DIRECTIONS: Output all the data exactly. Pictures do not belong in the copy.
==*==
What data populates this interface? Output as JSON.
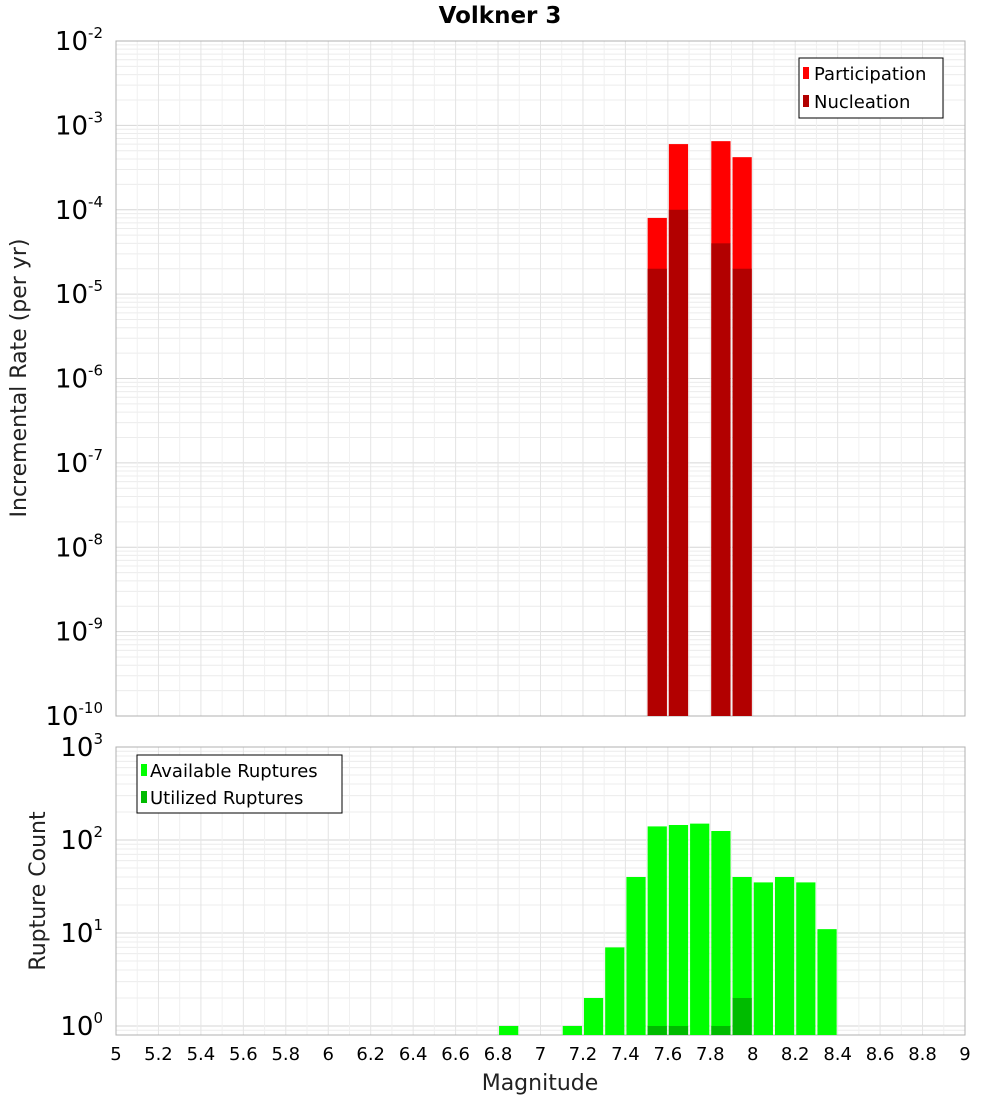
{
  "chart_data": [
    {
      "type": "bar",
      "title": "Volkner 3",
      "ylabel": "Incremental Rate (per yr)",
      "yscale": "log",
      "ylim": [
        1e-10,
        0.01
      ],
      "xlim": [
        5,
        9
      ],
      "ytick_labels": [
        {
          "base": "10",
          "exp": "-2"
        },
        {
          "base": "10",
          "exp": "-3"
        },
        {
          "base": "10",
          "exp": "-4"
        },
        {
          "base": "10",
          "exp": "-5"
        },
        {
          "base": "10",
          "exp": "-6"
        },
        {
          "base": "10",
          "exp": "-7"
        },
        {
          "base": "10",
          "exp": "-8"
        },
        {
          "base": "10",
          "exp": "-9"
        },
        {
          "base": "10",
          "exp": "-10"
        }
      ],
      "legend_position": "top-right",
      "series": [
        {
          "name": "Participation",
          "color": "#ff0000",
          "x": [
            7.55,
            7.65,
            7.85,
            7.95
          ],
          "values": [
            8e-05,
            0.0006,
            0.00065,
            0.00042
          ]
        },
        {
          "name": "Nucleation",
          "color": "#b20000",
          "x": [
            7.55,
            7.65,
            7.85,
            7.95
          ],
          "values": [
            2e-05,
            0.0001,
            4e-05,
            2e-05
          ]
        }
      ],
      "grid": true
    },
    {
      "type": "bar",
      "xlabel": "Magnitude",
      "ylabel": "Rupture Count",
      "yscale": "log",
      "ylim": [
        0.8,
        1000
      ],
      "xlim": [
        5,
        9
      ],
      "ytick_labels": [
        {
          "base": "10",
          "exp": "3"
        },
        {
          "base": "10",
          "exp": "2"
        },
        {
          "base": "10",
          "exp": "1"
        },
        {
          "base": "10",
          "exp": "0"
        }
      ],
      "xtick_labels": [
        "5",
        "5.2",
        "5.4",
        "5.6",
        "5.8",
        "6",
        "6.2",
        "6.4",
        "6.6",
        "6.8",
        "7",
        "7.2",
        "7.4",
        "7.6",
        "7.8",
        "8",
        "8.2",
        "8.4",
        "8.6",
        "8.8",
        "9"
      ],
      "legend_position": "top-left",
      "series": [
        {
          "name": "Available Ruptures",
          "color": "#00ff00",
          "x": [
            6.85,
            7.15,
            7.25,
            7.35,
            7.45,
            7.55,
            7.65,
            7.75,
            7.85,
            7.95,
            8.05,
            8.15,
            8.25,
            8.35
          ],
          "values": [
            1,
            1,
            2,
            7,
            40,
            140,
            145,
            150,
            125,
            40,
            35,
            40,
            35,
            11
          ]
        },
        {
          "name": "Utilized Ruptures",
          "color": "#00bb00",
          "x": [
            7.55,
            7.65,
            7.85,
            7.95
          ],
          "values": [
            1,
            1,
            1,
            2
          ]
        }
      ],
      "grid": true
    }
  ]
}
==*==
EXERCISE RESULT:
What data populates this interface? Output as JSON.
{
  "chart_data": [
    {
      "type": "bar",
      "title": "Volkner 3",
      "ylabel": "Incremental Rate (per yr)",
      "yscale": "log",
      "ylim": [
        1e-10,
        0.01
      ],
      "xlim": [
        5,
        9
      ],
      "ytick_labels": [
        {
          "base": "10",
          "exp": "-2"
        },
        {
          "base": "10",
          "exp": "-3"
        },
        {
          "base": "10",
          "exp": "-4"
        },
        {
          "base": "10",
          "exp": "-5"
        },
        {
          "base": "10",
          "exp": "-6"
        },
        {
          "base": "10",
          "exp": "-7"
        },
        {
          "base": "10",
          "exp": "-8"
        },
        {
          "base": "10",
          "exp": "-9"
        },
        {
          "base": "10",
          "exp": "-10"
        }
      ],
      "legend_position": "top-right",
      "series": [
        {
          "name": "Participation",
          "color": "#ff0000",
          "x": [
            7.55,
            7.65,
            7.85,
            7.95
          ],
          "values": [
            8e-05,
            0.0006,
            0.00065,
            0.00042
          ]
        },
        {
          "name": "Nucleation",
          "color": "#b20000",
          "x": [
            7.55,
            7.65,
            7.85,
            7.95
          ],
          "values": [
            2e-05,
            0.0001,
            4e-05,
            2e-05
          ]
        }
      ],
      "grid": true
    },
    {
      "type": "bar",
      "xlabel": "Magnitude",
      "ylabel": "Rupture Count",
      "yscale": "log",
      "ylim": [
        0.8,
        1000
      ],
      "xlim": [
        5,
        9
      ],
      "ytick_labels": [
        {
          "base": "10",
          "exp": "3"
        },
        {
          "base": "10",
          "exp": "2"
        },
        {
          "base": "10",
          "exp": "1"
        },
        {
          "base": "10",
          "exp": "0"
        }
      ],
      "xtick_labels": [
        "5",
        "5.2",
        "5.4",
        "5.6",
        "5.8",
        "6",
        "6.2",
        "6.4",
        "6.6",
        "6.8",
        "7",
        "7.2",
        "7.4",
        "7.6",
        "7.8",
        "8",
        "8.2",
        "8.4",
        "8.6",
        "8.8",
        "9"
      ],
      "legend_position": "top-left",
      "series": [
        {
          "name": "Available Ruptures",
          "color": "#00ff00",
          "x": [
            6.85,
            7.15,
            7.25,
            7.35,
            7.45,
            7.55,
            7.65,
            7.75,
            7.85,
            7.95,
            8.05,
            8.15,
            8.25,
            8.35
          ],
          "values": [
            1,
            1,
            2,
            7,
            40,
            140,
            145,
            150,
            125,
            40,
            35,
            40,
            35,
            11
          ]
        },
        {
          "name": "Utilized Ruptures",
          "color": "#00bb00",
          "x": [
            7.55,
            7.65,
            7.85,
            7.95
          ],
          "values": [
            1,
            1,
            1,
            2
          ]
        }
      ],
      "grid": true
    }
  ]
}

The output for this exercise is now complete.